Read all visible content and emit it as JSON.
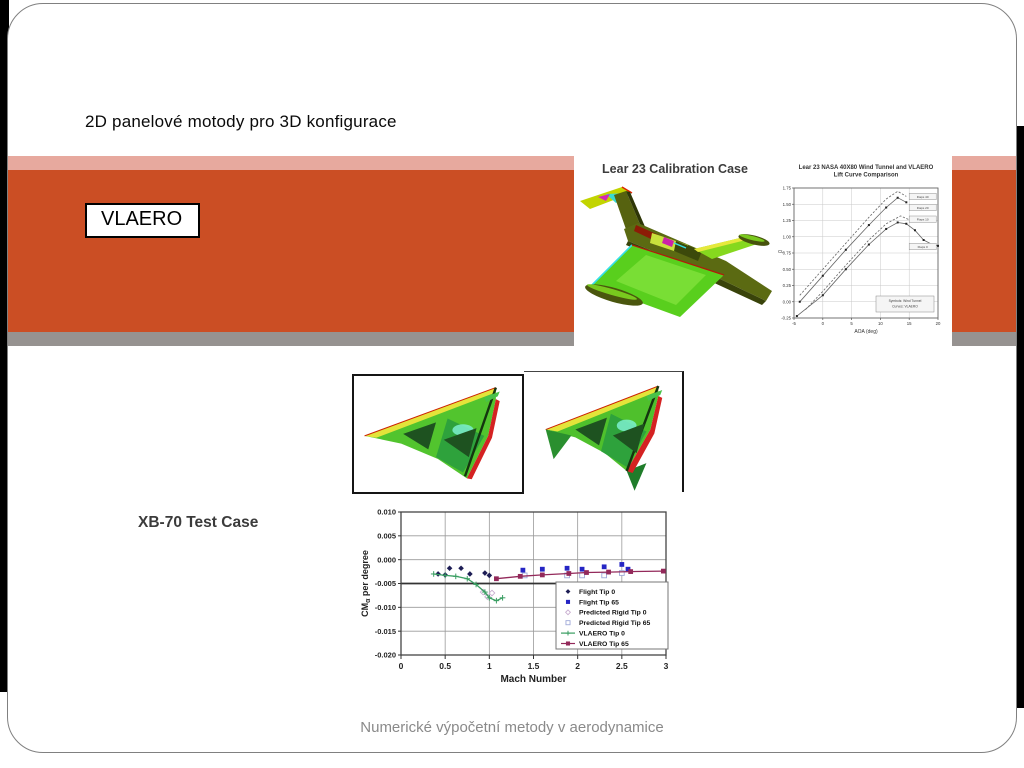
{
  "slide": {
    "title": "2D panelové motody pro 3D konfigurace",
    "vlaero_label": "VLAERO",
    "footer": "Numerické výpočetní metody v aerodynamice",
    "colors": {
      "band_orange": "#cb4e24",
      "band_pink": "#e7a99e",
      "band_gray": "#969290"
    }
  },
  "lear": {
    "caption": "Lear 23 Calibration Case"
  },
  "xb70": {
    "label": "XB-70 Test Case"
  },
  "chart_data": [
    {
      "type": "line",
      "title": "Lear 23 NASA 40X80 Wind Tunnel and VLAERO Lift Curve Comparison",
      "title_lines": [
        "Lear 23 NASA 40X80 Wind Tunnel and VLAERO",
        "Lift Curve Comparison"
      ],
      "xlabel": "AOA (deg)",
      "ylabel": "CL",
      "xlim": [
        -5,
        20
      ],
      "ylim": [
        -0.25,
        1.75
      ],
      "xticks": [
        -5,
        0,
        5,
        10,
        15,
        20
      ],
      "xtick_labels": [
        "-5",
        "0",
        "5",
        "10",
        "15",
        "20"
      ],
      "yticks": [
        1.75,
        1.5,
        1.25,
        1.0,
        0.75,
        0.5,
        0.25,
        0.0,
        -0.25
      ],
      "ytick_labels": [
        "1.75",
        "1.50",
        "1.25",
        "1.00",
        "0.75",
        "0.50",
        "0.25",
        "0.00",
        "-0.25"
      ],
      "grid": true,
      "legend_position": "inside bottom-right",
      "series": [
        {
          "name": "Flaps 40",
          "style": "dashed",
          "x": [
            -4,
            0,
            4,
            8,
            11,
            13,
            14.5
          ],
          "y": [
            0.1,
            0.5,
            0.9,
            1.3,
            1.58,
            1.7,
            1.62
          ]
        },
        {
          "name": "Flaps 20",
          "style": "marker",
          "x": [
            -4,
            0,
            4,
            8,
            11,
            13,
            14.5
          ],
          "y": [
            0.0,
            0.4,
            0.8,
            1.18,
            1.45,
            1.6,
            1.53
          ]
        },
        {
          "name": "Flaps 10",
          "style": "dashed",
          "x": [
            -3,
            0,
            4,
            8,
            11,
            13.5,
            15
          ],
          "y": [
            -0.12,
            0.16,
            0.56,
            0.95,
            1.2,
            1.32,
            1.26
          ]
        },
        {
          "name": "Flaps 0",
          "style": "marker",
          "x": [
            -4.5,
            0,
            4,
            8,
            11,
            13,
            14.5,
            16,
            17.5,
            19,
            20
          ],
          "y": [
            -0.22,
            0.1,
            0.5,
            0.88,
            1.12,
            1.22,
            1.2,
            1.1,
            0.95,
            0.88,
            0.86
          ]
        }
      ],
      "annotations": [
        {
          "label": "Flaps 40",
          "x": 15.0,
          "y": 1.62
        },
        {
          "label": "Flaps 20",
          "x": 15.0,
          "y": 1.45
        },
        {
          "label": "Flaps 10",
          "x": 15.0,
          "y": 1.27
        },
        {
          "label": "Flaps 0",
          "x": 15.0,
          "y": 0.85
        }
      ],
      "legend_note": [
        "Symbols: Wind Tunnel",
        "Curves: VLAERO"
      ]
    },
    {
      "type": "scatter-line",
      "title": "",
      "xlabel": "Mach Number",
      "ylabel": "CMα per degree",
      "xlim": [
        0,
        3
      ],
      "ylim": [
        -0.02,
        0.01
      ],
      "xticks": [
        0,
        0.5,
        1,
        1.5,
        2,
        2.5,
        3
      ],
      "xtick_labels": [
        "0",
        "0.5",
        "1",
        "1.5",
        "2",
        "2.5",
        "3"
      ],
      "yticks": [
        0.01,
        0.005,
        0.0,
        -0.005,
        -0.01,
        -0.015,
        -0.02
      ],
      "ytick_labels": [
        "0.010",
        "0.005",
        "0.000",
        "-0.005",
        "-0.010",
        "-0.015",
        "-0.020"
      ],
      "emphasized_gridline": -0.005,
      "grid": true,
      "legend_position": "inside bottom-right",
      "series": [
        {
          "name": "Flight Tip 0",
          "marker": "diamond",
          "fill": "#1d1d55",
          "color": "#1d1d55",
          "line": false,
          "points": [
            [
              0.42,
              -0.003
            ],
            [
              0.5,
              -0.0032
            ],
            [
              0.55,
              -0.0018
            ],
            [
              0.68,
              -0.0018
            ],
            [
              0.78,
              -0.003
            ],
            [
              0.95,
              -0.0028
            ],
            [
              1.0,
              -0.0033
            ]
          ]
        },
        {
          "name": "Flight Tip 65",
          "marker": "square",
          "fill": "#2525c4",
          "color": "#2525c4",
          "line": false,
          "points": [
            [
              1.38,
              -0.0022
            ],
            [
              1.6,
              -0.002
            ],
            [
              1.88,
              -0.0018
            ],
            [
              2.05,
              -0.002
            ],
            [
              2.3,
              -0.0015
            ],
            [
              2.5,
              -0.001
            ],
            [
              2.57,
              -0.002
            ]
          ]
        },
        {
          "name": "Predicted Rigid Tip 0",
          "marker": "diamond",
          "fill": "open",
          "color": "#c9aed0",
          "line": false,
          "points": [
            [
              0.93,
              -0.0068
            ],
            [
              0.98,
              -0.0078
            ],
            [
              1.03,
              -0.007
            ]
          ]
        },
        {
          "name": "Predicted Rigid Tip 65",
          "marker": "square",
          "fill": "open",
          "color": "#9fa9d8",
          "line": false,
          "points": [
            [
              1.4,
              -0.0033
            ],
            [
              1.88,
              -0.0033
            ],
            [
              2.05,
              -0.0033
            ],
            [
              2.3,
              -0.0033
            ],
            [
              2.5,
              -0.0028
            ]
          ]
        },
        {
          "name": "VLAERO Tip 0",
          "marker": "plus",
          "fill": "#3a9e62",
          "color": "#3a9e62",
          "line": true,
          "points": [
            [
              0.37,
              -0.003
            ],
            [
              0.5,
              -0.0033
            ],
            [
              0.62,
              -0.0035
            ],
            [
              0.75,
              -0.004
            ],
            [
              0.85,
              -0.0052
            ],
            [
              0.95,
              -0.0068
            ],
            [
              1.0,
              -0.008
            ],
            [
              1.08,
              -0.0086
            ],
            [
              1.15,
              -0.008
            ]
          ]
        },
        {
          "name": "VLAERO Tip 65",
          "marker": "square",
          "fill": "#93295a",
          "color": "#93295a",
          "line": true,
          "points": [
            [
              1.08,
              -0.004
            ],
            [
              1.35,
              -0.0035
            ],
            [
              1.6,
              -0.0032
            ],
            [
              1.9,
              -0.0029
            ],
            [
              2.1,
              -0.0027
            ],
            [
              2.35,
              -0.0026
            ],
            [
              2.6,
              -0.0025
            ],
            [
              2.97,
              -0.0024
            ]
          ]
        }
      ]
    }
  ]
}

◆ ◆ ◆ ◆ ◆ ◆ ◆

= Work to do =
Count every line in the data where the string "NASA" occurs. Give nothing except the number.

= Solution for this exercise =
2